Do this. Output the records exactly. Include every line.

Extracted data.
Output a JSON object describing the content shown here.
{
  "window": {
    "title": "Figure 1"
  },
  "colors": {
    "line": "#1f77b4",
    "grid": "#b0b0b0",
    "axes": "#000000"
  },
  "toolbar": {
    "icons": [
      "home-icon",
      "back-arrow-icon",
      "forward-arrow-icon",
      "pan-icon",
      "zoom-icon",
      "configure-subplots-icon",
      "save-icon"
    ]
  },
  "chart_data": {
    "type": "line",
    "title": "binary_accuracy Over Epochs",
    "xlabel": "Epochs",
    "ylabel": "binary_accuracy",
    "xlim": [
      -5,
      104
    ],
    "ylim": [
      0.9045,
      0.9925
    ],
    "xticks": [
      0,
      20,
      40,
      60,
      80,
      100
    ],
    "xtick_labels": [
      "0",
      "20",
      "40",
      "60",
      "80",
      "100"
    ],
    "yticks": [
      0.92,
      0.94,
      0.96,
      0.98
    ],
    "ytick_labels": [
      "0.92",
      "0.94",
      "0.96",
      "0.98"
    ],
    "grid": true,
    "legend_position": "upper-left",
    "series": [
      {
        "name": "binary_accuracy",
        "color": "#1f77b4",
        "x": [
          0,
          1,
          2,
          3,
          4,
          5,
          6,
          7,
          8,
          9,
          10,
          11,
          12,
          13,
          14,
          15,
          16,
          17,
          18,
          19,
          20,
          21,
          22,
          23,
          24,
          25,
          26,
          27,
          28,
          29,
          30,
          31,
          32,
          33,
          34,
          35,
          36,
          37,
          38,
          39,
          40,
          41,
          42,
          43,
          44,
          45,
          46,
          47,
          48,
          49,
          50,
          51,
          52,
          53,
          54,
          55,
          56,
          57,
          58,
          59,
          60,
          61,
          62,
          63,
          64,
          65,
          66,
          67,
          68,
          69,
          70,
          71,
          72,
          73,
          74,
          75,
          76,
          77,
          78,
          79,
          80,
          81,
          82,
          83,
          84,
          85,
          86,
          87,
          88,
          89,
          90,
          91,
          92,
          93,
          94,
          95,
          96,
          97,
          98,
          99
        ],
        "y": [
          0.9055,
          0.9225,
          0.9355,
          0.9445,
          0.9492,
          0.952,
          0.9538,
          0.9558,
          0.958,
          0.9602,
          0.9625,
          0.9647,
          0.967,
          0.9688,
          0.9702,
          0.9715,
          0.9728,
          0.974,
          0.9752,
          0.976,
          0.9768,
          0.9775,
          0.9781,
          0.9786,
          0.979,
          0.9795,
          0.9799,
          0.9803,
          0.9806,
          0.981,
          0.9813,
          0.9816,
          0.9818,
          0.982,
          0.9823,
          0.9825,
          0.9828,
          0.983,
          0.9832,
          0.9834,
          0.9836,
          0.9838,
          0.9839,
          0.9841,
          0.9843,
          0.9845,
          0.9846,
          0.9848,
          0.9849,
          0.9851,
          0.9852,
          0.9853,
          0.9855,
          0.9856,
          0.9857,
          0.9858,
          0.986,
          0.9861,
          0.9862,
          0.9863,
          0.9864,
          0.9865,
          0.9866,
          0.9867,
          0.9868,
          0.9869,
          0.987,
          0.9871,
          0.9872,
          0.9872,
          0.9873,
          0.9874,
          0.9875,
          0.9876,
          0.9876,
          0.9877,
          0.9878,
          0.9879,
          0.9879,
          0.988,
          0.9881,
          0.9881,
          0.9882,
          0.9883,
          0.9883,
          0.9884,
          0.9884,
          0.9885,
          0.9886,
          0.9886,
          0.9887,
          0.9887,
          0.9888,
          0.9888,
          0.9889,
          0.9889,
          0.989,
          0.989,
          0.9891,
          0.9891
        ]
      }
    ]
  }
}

Exercise response.
Output a JSON object describing the content shown here.
{
  "window": {
    "title": "Figure 1"
  },
  "colors": {
    "line": "#1f77b4",
    "grid": "#b0b0b0",
    "axes": "#000000"
  },
  "toolbar": {
    "icons": [
      "home-icon",
      "back-arrow-icon",
      "forward-arrow-icon",
      "pan-icon",
      "zoom-icon",
      "configure-subplots-icon",
      "save-icon"
    ]
  },
  "chart_data": {
    "type": "line",
    "title": "binary_accuracy Over Epochs",
    "xlabel": "Epochs",
    "ylabel": "binary_accuracy",
    "xlim": [
      -5,
      104
    ],
    "ylim": [
      0.9045,
      0.9925
    ],
    "xticks": [
      0,
      20,
      40,
      60,
      80,
      100
    ],
    "xtick_labels": [
      "0",
      "20",
      "40",
      "60",
      "80",
      "100"
    ],
    "yticks": [
      0.92,
      0.94,
      0.96,
      0.98
    ],
    "ytick_labels": [
      "0.92",
      "0.94",
      "0.96",
      "0.98"
    ],
    "grid": true,
    "legend_position": "upper-left",
    "series": [
      {
        "name": "binary_accuracy",
        "color": "#1f77b4",
        "x": [
          0,
          1,
          2,
          3,
          4,
          5,
          6,
          7,
          8,
          9,
          10,
          11,
          12,
          13,
          14,
          15,
          16,
          17,
          18,
          19,
          20,
          21,
          22,
          23,
          24,
          25,
          26,
          27,
          28,
          29,
          30,
          31,
          32,
          33,
          34,
          35,
          36,
          37,
          38,
          39,
          40,
          41,
          42,
          43,
          44,
          45,
          46,
          47,
          48,
          49,
          50,
          51,
          52,
          53,
          54,
          55,
          56,
          57,
          58,
          59,
          60,
          61,
          62,
          63,
          64,
          65,
          66,
          67,
          68,
          69,
          70,
          71,
          72,
          73,
          74,
          75,
          76,
          77,
          78,
          79,
          80,
          81,
          82,
          83,
          84,
          85,
          86,
          87,
          88,
          89,
          90,
          91,
          92,
          93,
          94,
          95,
          96,
          97,
          98,
          99
        ],
        "y": [
          0.9055,
          0.9225,
          0.9355,
          0.9445,
          0.9492,
          0.952,
          0.9538,
          0.9558,
          0.958,
          0.9602,
          0.9625,
          0.9647,
          0.967,
          0.9688,
          0.9702,
          0.9715,
          0.9728,
          0.974,
          0.9752,
          0.976,
          0.9768,
          0.9775,
          0.9781,
          0.9786,
          0.979,
          0.9795,
          0.9799,
          0.9803,
          0.9806,
          0.981,
          0.9813,
          0.9816,
          0.9818,
          0.982,
          0.9823,
          0.9825,
          0.9828,
          0.983,
          0.9832,
          0.9834,
          0.9836,
          0.9838,
          0.9839,
          0.9841,
          0.9843,
          0.9845,
          0.9846,
          0.9848,
          0.9849,
          0.9851,
          0.9852,
          0.9853,
          0.9855,
          0.9856,
          0.9857,
          0.9858,
          0.986,
          0.9861,
          0.9862,
          0.9863,
          0.9864,
          0.9865,
          0.9866,
          0.9867,
          0.9868,
          0.9869,
          0.987,
          0.9871,
          0.9872,
          0.9872,
          0.9873,
          0.9874,
          0.9875,
          0.9876,
          0.9876,
          0.9877,
          0.9878,
          0.9879,
          0.9879,
          0.988,
          0.9881,
          0.9881,
          0.9882,
          0.9883,
          0.9883,
          0.9884,
          0.9884,
          0.9885,
          0.9886,
          0.9886,
          0.9887,
          0.9887,
          0.9888,
          0.9888,
          0.9889,
          0.9889,
          0.989,
          0.989,
          0.9891,
          0.9891
        ]
      }
    ]
  }
}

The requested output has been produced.